## GIVEN PASSAGE

* * * * * * * * *

Figure 4. Effects of WP:CE5 expression on saccharification. (A) Sugar yields of enzymatic hydrolysis without pretreatment. (B) Sugar yields of enzymatic hydrolysis after acid pretreatment. (C) Combined sugar yields of pretreatment liquid and enzymatic hydrolyzate. Data are means ± SE, N = 3 technical replicates of a pooled material from four trees. P-values correspond to ANOVA contrast analysis comparing all transgenic lines to WT.
With acid pretreatment, the transgenic aspen gave 8% higher glucose yield in the pretreatment liquid than the WT (data not shown), and also 3% higher glucose yield in the enzymatic saccharification (Figure 4B). Most of the xylan was hydrolyzed in the acid pretreatment (data not shown), which resulted in higher xylan recoveries for the transgenic aspen (59.1%) than for the WT (55.6%) even though the total xylose yield was not affected (Figure 4C). When the sugars released in both the pretreatment liquid and the enzymatic hydrolyzate are combined, the WT reached 65.7% glucan recovery and 58.6% xylan recovery, whereas the transgenic aspen reached 70.2% glucan recovery and 61.7% xylan recovery. The results show that the transgenic aspen had improved glucan recovery and yields, and indicate that the xylan in the transgenic aspen was easier to degrade during the pretreatment.
Two methods were employed to compare the properties of the cell wall nanostructure of the transgenic plants and the WT, viz. Brunauer–Emmett–Teller (BET) analysis (Brunauer et al., 1938) and Simons’ staining (Chandra and Saddler, 2012). While BET analysis was carried out using air-dried wood powder or pretreated wood powder, Simons’ staining was carried out using wood powder or pretreated wood powder suspended in water to simulate the conditions during a saccharification reaction.
BET analysis, which measures physical adsorption of nitrogen gas to the solid phase, provided information about the specific surface area (Table 2). On an average, both non-pretreated and pretreated wood of the transgenic plants exhibited larger surface area than the WT. The average surface area was 11% larger for the transgenic plants than for the WT for both materials. The increase of the surface area after pretreatment agrees with the fact that the susceptibility to enzymatic saccharification also increased after pretreatment.
Table 2. BET surface area (m2/g) of wood of transgenic and wild-type (WT) hybrid aspen with and without acid pretreatment.a,b
The Simons’ stain assay (Figure 5) is based on two dyes: blue (DB), which has a molecular mass of 993 Da, and orange (DO), which is filtered to obtain its high-molecular-mass (>100 kDa) fraction (Yu et al., 1995). Using these dyes, the accessible surface area and the porosity of the samples can be evaluated. For non-pretreated wood, transgenic plants exhibited 10% higher adsorption of DO than the WT, and 8% higher adsorption of total dyes (Figure 5A). However, this difference between the transgenic plants and the WT disappeared after pretreatment (Figure 5B). Comparing the adsorption ratio DO/DB, the transgenic plants showed 7% higher values than the WT without pretreatment. All samples showed a decreased DO/DB ratio after pretreatment, as the pretreatment resulted in increased adsorption of DB.

* * * * * * * * *

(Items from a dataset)
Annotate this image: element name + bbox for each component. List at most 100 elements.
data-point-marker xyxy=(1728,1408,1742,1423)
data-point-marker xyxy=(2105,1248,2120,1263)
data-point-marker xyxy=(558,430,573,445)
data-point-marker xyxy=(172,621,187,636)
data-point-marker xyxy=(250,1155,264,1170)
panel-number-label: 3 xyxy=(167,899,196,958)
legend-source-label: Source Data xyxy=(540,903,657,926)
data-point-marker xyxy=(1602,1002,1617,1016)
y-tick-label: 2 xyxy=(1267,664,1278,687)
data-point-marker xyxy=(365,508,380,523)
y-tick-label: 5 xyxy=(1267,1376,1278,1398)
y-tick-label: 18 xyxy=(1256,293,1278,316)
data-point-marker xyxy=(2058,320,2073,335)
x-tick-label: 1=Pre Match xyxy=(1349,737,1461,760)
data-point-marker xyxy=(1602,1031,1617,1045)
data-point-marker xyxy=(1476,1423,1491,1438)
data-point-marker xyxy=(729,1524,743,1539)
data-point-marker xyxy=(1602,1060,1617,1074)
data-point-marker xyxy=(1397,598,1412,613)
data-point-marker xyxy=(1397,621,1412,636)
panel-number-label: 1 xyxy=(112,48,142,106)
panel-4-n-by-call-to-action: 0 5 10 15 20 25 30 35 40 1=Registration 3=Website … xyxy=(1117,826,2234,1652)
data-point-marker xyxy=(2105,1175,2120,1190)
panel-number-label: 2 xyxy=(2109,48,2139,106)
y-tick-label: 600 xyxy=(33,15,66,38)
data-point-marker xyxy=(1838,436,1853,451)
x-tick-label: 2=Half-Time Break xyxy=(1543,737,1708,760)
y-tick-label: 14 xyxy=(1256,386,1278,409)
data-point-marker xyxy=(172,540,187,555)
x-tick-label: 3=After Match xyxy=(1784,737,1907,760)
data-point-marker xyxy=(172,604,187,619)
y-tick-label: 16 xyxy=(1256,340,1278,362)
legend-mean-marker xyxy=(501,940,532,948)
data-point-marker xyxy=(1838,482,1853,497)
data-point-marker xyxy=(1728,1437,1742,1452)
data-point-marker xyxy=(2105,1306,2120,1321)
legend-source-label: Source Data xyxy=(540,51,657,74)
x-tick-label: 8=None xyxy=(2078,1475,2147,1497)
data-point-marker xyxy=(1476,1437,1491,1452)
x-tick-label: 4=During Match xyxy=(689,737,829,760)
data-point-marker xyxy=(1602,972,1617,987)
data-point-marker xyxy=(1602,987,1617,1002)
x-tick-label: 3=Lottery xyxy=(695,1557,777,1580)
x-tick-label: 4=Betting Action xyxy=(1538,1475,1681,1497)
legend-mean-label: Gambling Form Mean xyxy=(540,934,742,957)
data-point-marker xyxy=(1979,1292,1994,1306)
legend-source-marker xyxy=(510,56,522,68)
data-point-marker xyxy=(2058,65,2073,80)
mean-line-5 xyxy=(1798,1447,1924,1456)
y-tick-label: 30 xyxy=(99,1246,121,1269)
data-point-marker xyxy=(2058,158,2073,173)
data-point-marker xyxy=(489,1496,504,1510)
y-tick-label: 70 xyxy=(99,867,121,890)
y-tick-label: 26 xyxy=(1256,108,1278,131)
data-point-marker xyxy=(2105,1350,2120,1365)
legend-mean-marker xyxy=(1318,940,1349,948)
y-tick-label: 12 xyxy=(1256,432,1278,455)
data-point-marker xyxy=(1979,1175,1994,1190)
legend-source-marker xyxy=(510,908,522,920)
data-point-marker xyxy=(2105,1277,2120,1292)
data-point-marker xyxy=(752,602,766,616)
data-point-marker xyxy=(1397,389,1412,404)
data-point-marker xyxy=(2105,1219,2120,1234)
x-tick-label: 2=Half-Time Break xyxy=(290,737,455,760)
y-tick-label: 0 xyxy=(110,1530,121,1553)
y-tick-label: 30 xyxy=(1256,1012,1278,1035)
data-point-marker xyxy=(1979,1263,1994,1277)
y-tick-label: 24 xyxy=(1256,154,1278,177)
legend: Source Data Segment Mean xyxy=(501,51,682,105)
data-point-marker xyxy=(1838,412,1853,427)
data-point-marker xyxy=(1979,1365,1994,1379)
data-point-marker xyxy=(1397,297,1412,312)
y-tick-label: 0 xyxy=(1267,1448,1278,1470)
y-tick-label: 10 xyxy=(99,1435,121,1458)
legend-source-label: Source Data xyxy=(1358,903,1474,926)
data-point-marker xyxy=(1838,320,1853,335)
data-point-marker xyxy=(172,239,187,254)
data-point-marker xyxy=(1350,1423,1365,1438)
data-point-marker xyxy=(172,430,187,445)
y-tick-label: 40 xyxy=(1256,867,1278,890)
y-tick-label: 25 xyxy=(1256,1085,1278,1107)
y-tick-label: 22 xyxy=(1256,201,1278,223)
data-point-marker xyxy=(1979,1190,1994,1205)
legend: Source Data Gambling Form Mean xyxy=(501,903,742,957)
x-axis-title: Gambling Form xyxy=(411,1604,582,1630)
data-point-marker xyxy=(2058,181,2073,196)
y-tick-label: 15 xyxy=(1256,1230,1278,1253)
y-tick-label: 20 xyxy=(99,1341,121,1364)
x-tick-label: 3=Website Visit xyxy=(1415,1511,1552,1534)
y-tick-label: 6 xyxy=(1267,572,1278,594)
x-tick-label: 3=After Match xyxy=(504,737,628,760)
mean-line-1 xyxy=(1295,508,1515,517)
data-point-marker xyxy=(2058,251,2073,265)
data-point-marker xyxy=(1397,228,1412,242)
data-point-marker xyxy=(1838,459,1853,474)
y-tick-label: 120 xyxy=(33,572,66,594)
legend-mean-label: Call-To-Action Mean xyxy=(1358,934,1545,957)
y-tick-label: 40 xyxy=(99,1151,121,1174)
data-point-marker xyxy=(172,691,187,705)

* * * * * * * * *

## ASSIGNMENT 1
In the passage on transgenic aspen, what xylan recovery did the WT reach when the sugars from the pretreatment liquid and the enzymatic hydrolyzate were combined?
## ASSIGNMENT 2
Decide whether each statement agrees with the passage on transgenic aspen. Answer yes or no for each, quoting the deciding words from the passage.
(a) BET analysis was carried out on wood powder suspended in water.
(b) The average surface area of the transgenic plants was 11% larger than that of the WT for both non-pretreated and pretreated wood.
(c) After pretreatment, the transgenic plants still adsorbed more DO than the WT.
## ASSIGNMENT 3
Carry on the passage on transgenic aspen, starting after its final sentence.

## ANSWER SPACE 1
The WT reached 58.6% xylan recovery.

## ANSWER SPACE 2
(a) No: "BET analysis was carried out using air-dried wood powder or pretreated wood powder"
(b) Yes: "The average surface area was 11% larger for the transgenic plants than for the WT for both materials."
(c) No: "this difference between the transgenic plants and the WT disappeared after pretreatment"

## ANSWER SPACE 3
Figure 5. Effects of WP:CE5 expression on wood nanostructure. Simons’ staining of non-pretreated (A) and acid-pretreated aspen wood (B). Data are means ± SE, N = 3 technical replicates. P-values correspond to ANOVA contrast analysis comparing all transgenic lines to WT.
Data from both BET and Simons’ staining agree that transgenic plants had an advantage over the WT with regard to structural properties, such as larger surface area and better accessibility. In summary, the activity of the CE5 AXE enlarged the surface area of the transgenic aspen and improved its accessible surface area, which was especially evident for non-pretreated wood.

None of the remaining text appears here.